# START OF RECORDS TO USE
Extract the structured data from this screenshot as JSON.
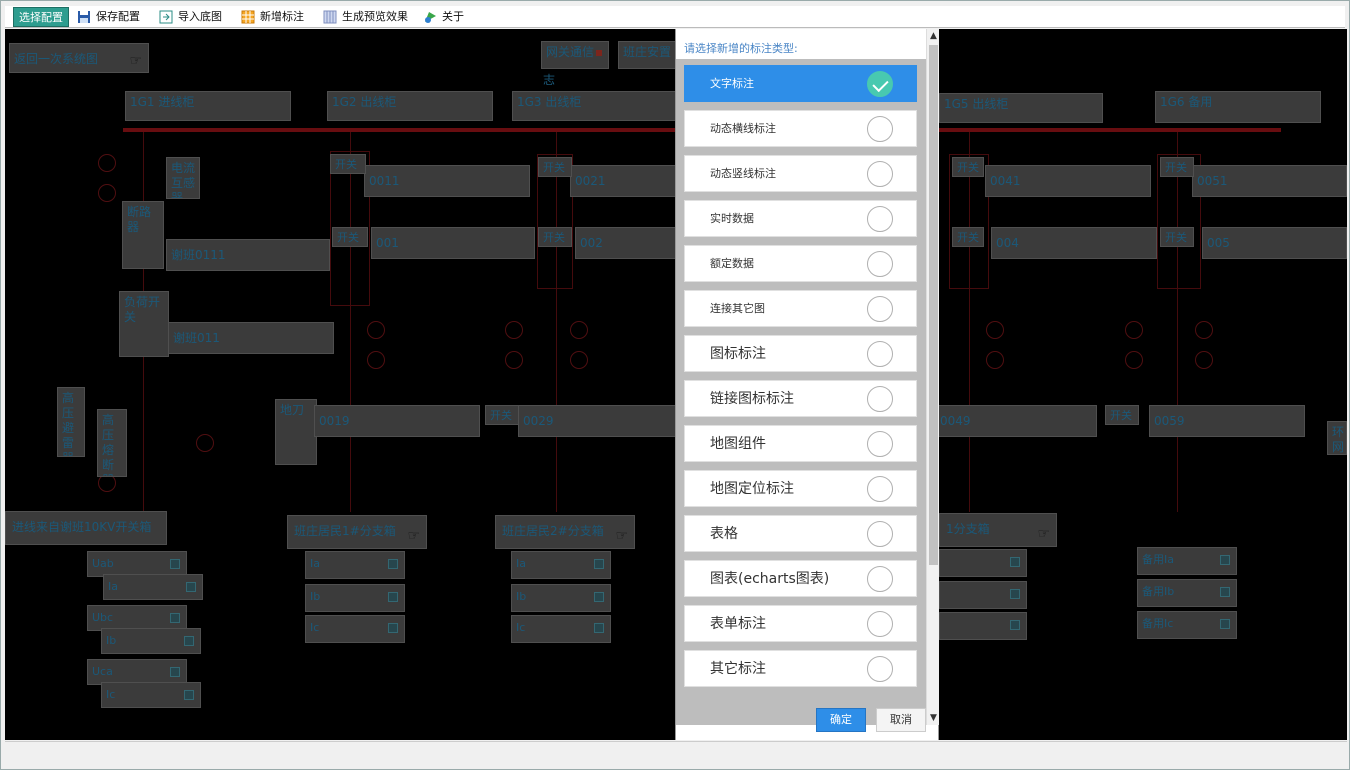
{
  "toolbar": {
    "mode_label": "选择配置",
    "save_label": "保存配置",
    "import_label": "导入底图",
    "add_label": "新增标注",
    "preview_label": "生成预览效果",
    "about_label": "关于"
  },
  "diagram": {
    "back_link": "返回一次系统图",
    "gateway": "网关通信",
    "gateway2": "志",
    "station": "班庄安置",
    "cabinets": [
      "1G1 进线柜",
      "1G2 出线柜",
      "1G3 出线柜",
      "1G5 出线柜",
      "1G6 备用"
    ],
    "codes_a": [
      "0011",
      "0021",
      "0041",
      "0051"
    ],
    "codes_b": [
      "001",
      "002",
      "004",
      "005"
    ],
    "codes_c": [
      "0019",
      "0029",
      "0049",
      "0059"
    ],
    "switch_label": "开关",
    "current_transformer": "电流互感器",
    "breaker": "断路器",
    "load_switch": "负荷开关",
    "xieban0111": "谢班0111",
    "xieban011": "谢班011",
    "hv_arrester": "高压避雷器",
    "hv_fuse": "高压熔断器",
    "ground_knife": "地刀",
    "incoming_box": "进线来自谢班10KV开关箱",
    "branch1": "班庄居民1#分支箱",
    "branch2": "班庄居民2#分支箱",
    "branch4": "1分支箱",
    "ring": "环网",
    "v_left": [
      "Uab",
      "Ia",
      "Ubc",
      "Ib",
      "Uca",
      "Ic"
    ],
    "v_mid": [
      "Ia",
      "Ib",
      "Ic"
    ],
    "v_right": [
      "备用Ia",
      "备用Ib",
      "备用Ic"
    ]
  },
  "dialog": {
    "title": "请选择新增的标注类型:",
    "options": [
      {
        "label": "文字标注",
        "selected": true
      },
      {
        "label": "动态横线标注",
        "selected": false
      },
      {
        "label": "动态竖线标注",
        "selected": false
      },
      {
        "label": "实时数据",
        "selected": false
      },
      {
        "label": "额定数据",
        "selected": false
      },
      {
        "label": "连接其它图",
        "selected": false
      },
      {
        "label": "图标标注",
        "selected": false
      },
      {
        "label": "链接图标标注",
        "selected": false
      },
      {
        "label": "地图组件",
        "selected": false
      },
      {
        "label": "地图定位标注",
        "selected": false
      },
      {
        "label": "表格",
        "selected": false
      },
      {
        "label": "图表(echarts图表)",
        "selected": false
      },
      {
        "label": "表单标注",
        "selected": false
      },
      {
        "label": "其它标注",
        "selected": false
      }
    ],
    "ok_label": "确定",
    "cancel_label": "取消"
  },
  "colors": {
    "accent": "#2e8ee8",
    "check": "#48c9b0",
    "busbar": "#a0141a",
    "canvas": "#000000"
  }
}
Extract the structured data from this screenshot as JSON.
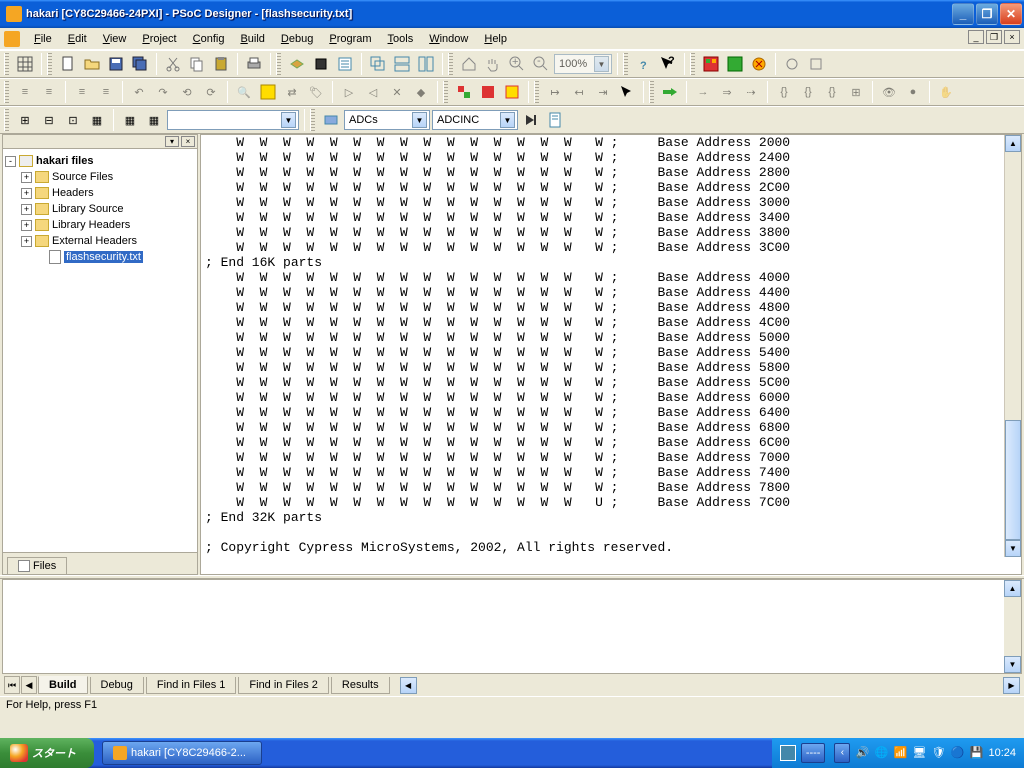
{
  "title": "hakari [CY8C29466-24PXI] - PSoC Designer - [flashsecurity.txt]",
  "menus": [
    "File",
    "Edit",
    "View",
    "Project",
    "Config",
    "Build",
    "Debug",
    "Program",
    "Tools",
    "Window",
    "Help"
  ],
  "zoom": "100%",
  "combo_category": "ADCs",
  "combo_module": "ADCINC",
  "tree": {
    "root": "hakari files",
    "items": [
      "Source Files",
      "Headers",
      "Library Source",
      "Library Headers",
      "External Headers"
    ],
    "selected": "flashsecurity.txt"
  },
  "sidebar_tab": "Files",
  "editor_addresses_a": [
    "2000",
    "2400",
    "2800",
    "2C00",
    "3000",
    "3400",
    "3800",
    "3C00"
  ],
  "editor_comment_16k": "; End 16K parts",
  "editor_addresses_b": [
    "4000",
    "4400",
    "4800",
    "4C00",
    "5000",
    "5400",
    "5800",
    "5C00",
    "6000",
    "6400",
    "6800",
    "6C00",
    "7000",
    "7400",
    "7800"
  ],
  "editor_last_row_char": "U",
  "editor_last_addr": "7C00",
  "editor_comment_32k": "; End 32K parts",
  "editor_copyright": "; Copyright Cypress MicroSystems, 2002, All rights reserved.",
  "base_addr_label": "Base Address",
  "row_char": "W",
  "out_tabs": [
    "Build",
    "Debug",
    "Find in Files 1",
    "Find in Files 2",
    "Results"
  ],
  "out_active": "Build",
  "status": "For Help, press F1",
  "start_label": "スタート",
  "task_label": "hakari [CY8C29466-2...",
  "lang": "----",
  "clock": "10:24"
}
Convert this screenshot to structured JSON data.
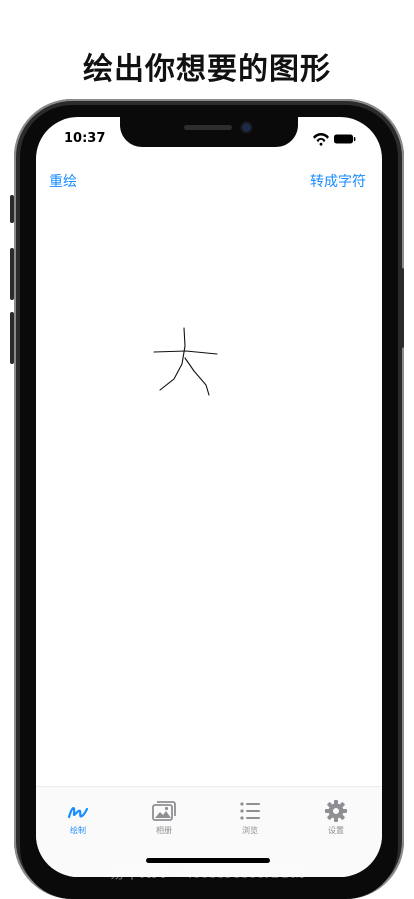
{
  "headline": "绘出你想要的图形",
  "status_bar": {
    "time": "10:37"
  },
  "nav": {
    "left_button": "重绘",
    "right_button": "转成字符"
  },
  "canvas": {
    "drawn_character": "大"
  },
  "tab_bar": {
    "tabs": [
      {
        "label": "绘制",
        "icon": "draw-icon",
        "active": true
      },
      {
        "label": "相册",
        "icon": "photo-album-icon",
        "active": false
      },
      {
        "label": "浏览",
        "icon": "list-icon",
        "active": false
      },
      {
        "label": "设置",
        "icon": "gear-icon",
        "active": false
      }
    ]
  },
  "colors": {
    "accent": "#1a8cff",
    "inactive": "#8e8e93",
    "ink": "#000000"
  },
  "watermark": "易下APP・4008891800.COM"
}
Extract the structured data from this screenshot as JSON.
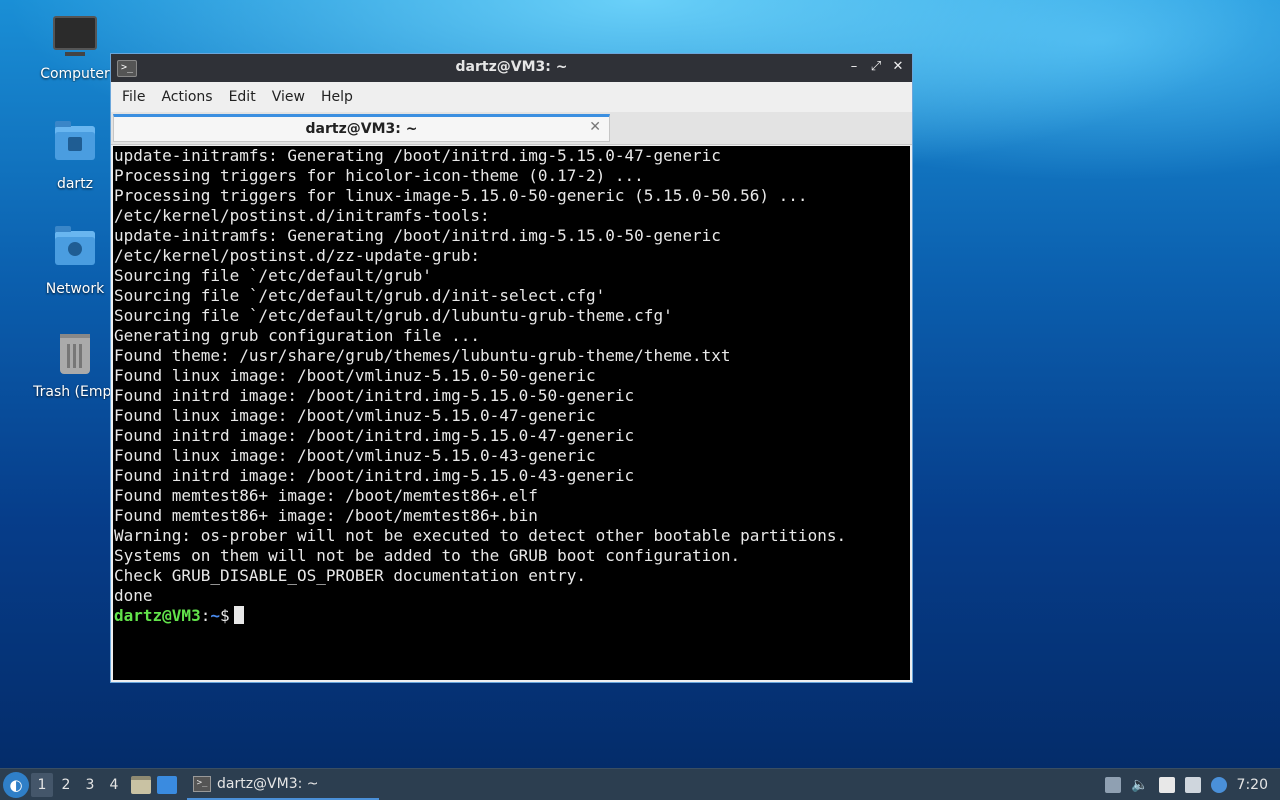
{
  "desktop": {
    "icons": [
      {
        "label": "Computer",
        "icon": "computer-icon"
      },
      {
        "label": "dartz",
        "icon": "home-folder-icon"
      },
      {
        "label": "Network",
        "icon": "network-folder-icon"
      },
      {
        "label": "Trash (Empt",
        "icon": "trash-icon"
      }
    ]
  },
  "window": {
    "title": "dartz@VM3: ~",
    "controls": {
      "minimize": "–",
      "maximize": "⤢",
      "close": "✕"
    },
    "menu": [
      "File",
      "Actions",
      "Edit",
      "View",
      "Help"
    ],
    "tab": {
      "title": "dartz@VM3: ~",
      "close": "✕"
    }
  },
  "terminal": {
    "lines": [
      "update-initramfs: Generating /boot/initrd.img-5.15.0-47-generic",
      "Processing triggers for hicolor-icon-theme (0.17-2) ...",
      "Processing triggers for linux-image-5.15.0-50-generic (5.15.0-50.56) ...",
      "/etc/kernel/postinst.d/initramfs-tools:",
      "update-initramfs: Generating /boot/initrd.img-5.15.0-50-generic",
      "/etc/kernel/postinst.d/zz-update-grub:",
      "Sourcing file `/etc/default/grub'",
      "Sourcing file `/etc/default/grub.d/init-select.cfg'",
      "Sourcing file `/etc/default/grub.d/lubuntu-grub-theme.cfg'",
      "Generating grub configuration file ...",
      "Found theme: /usr/share/grub/themes/lubuntu-grub-theme/theme.txt",
      "Found linux image: /boot/vmlinuz-5.15.0-50-generic",
      "Found initrd image: /boot/initrd.img-5.15.0-50-generic",
      "Found linux image: /boot/vmlinuz-5.15.0-47-generic",
      "Found initrd image: /boot/initrd.img-5.15.0-47-generic",
      "Found linux image: /boot/vmlinuz-5.15.0-43-generic",
      "Found initrd image: /boot/initrd.img-5.15.0-43-generic",
      "Found memtest86+ image: /boot/memtest86+.elf",
      "Found memtest86+ image: /boot/memtest86+.bin",
      "Warning: os-prober will not be executed to detect other bootable partitions.",
      "Systems on them will not be added to the GRUB boot configuration.",
      "Check GRUB_DISABLE_OS_PROBER documentation entry.",
      "done"
    ],
    "prompt": {
      "user": "dartz@VM3",
      "sep": ":",
      "path": "~",
      "symbol": "$"
    }
  },
  "taskbar": {
    "workspaces": [
      "1",
      "2",
      "3",
      "4"
    ],
    "active_workspace": "1",
    "task_title": "dartz@VM3: ~",
    "clock": "7:20"
  }
}
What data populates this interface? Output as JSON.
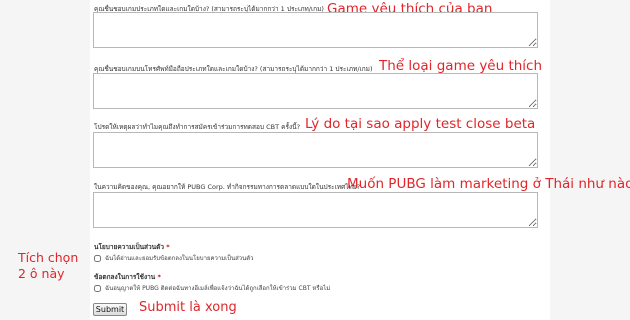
{
  "questions": [
    {
      "label": "คุณชื่นชอบเกมประเภทใดและเกมใดบ้าง? (สามารถระบุได้มากกว่า 1 ประเภท/เกม)",
      "annotation": "Game yêu thích của bạn"
    },
    {
      "label": "คุณชื่นชอบเกมบนโทรศัพท์มือถือประเภทใดและเกมใดบ้าง? (สามารถระบุได้มากกว่า 1 ประเภท/เกม)",
      "annotation": "Thể loại game yêu thích"
    },
    {
      "label": "โปรดให้เหตุผลว่าทำไมคุณถึงทำการสมัครเข้าร่วมการทดสอบ CBT ครั้งนี้?",
      "annotation": "Lý do tại sao apply test close beta"
    },
    {
      "label": "ในความคิดของคุณ, คุณอยากให้ PUBG Corp. ทำกิจกรรมทางการตลาดแบบใดในประเทศไทย?",
      "annotation": "Muốn PUBG làm marketing ở Thái như nào"
    }
  ],
  "privacy": {
    "title": "นโยบายความเป็นส่วนตัว",
    "required_mark": "*",
    "checkbox_label": "ฉันได้อ่านและยอมรับข้อตกลงในนโยบายความเป็นส่วนตัว"
  },
  "terms": {
    "title": "ข้อตกลงในการใช้งาน",
    "required_mark": "*",
    "checkbox_label": "ฉันอนุญาตให้ PUBG ติดต่อฉันทางอีเมล์เพื่อแจ้งว่าฉันได้ถูกเลือกให้เข้าร่วม CBT หรือไม่"
  },
  "side_note": {
    "line1": "Tích chọn",
    "line2": "2 ô này"
  },
  "submit": {
    "label": "Submit",
    "annotation": "Submit là xong"
  },
  "accent_color": "#e0262a"
}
# END OF RECORDS TO USE
WRITTEN EXERCISE
Search the entries for the word "PUBG", then list each line that holds it.

SOLUTION
      "label": "ในความคิดของคุณ, คุณอยากให้ PUBG Corp. ทำกิจกรรมทางการตลาดแบบใดในประเทศไทย?",
      "annotation": "Muốn PUBG làm marketing ở Thái như nào"
    "checkbox_label": "ฉันอนุญาตให้ PUBG ติดต่อฉันทางอีเมล์เพื่อแจ้งว่าฉันได้ถูกเลือกให้เข้าร่วม CBT หรือไม่"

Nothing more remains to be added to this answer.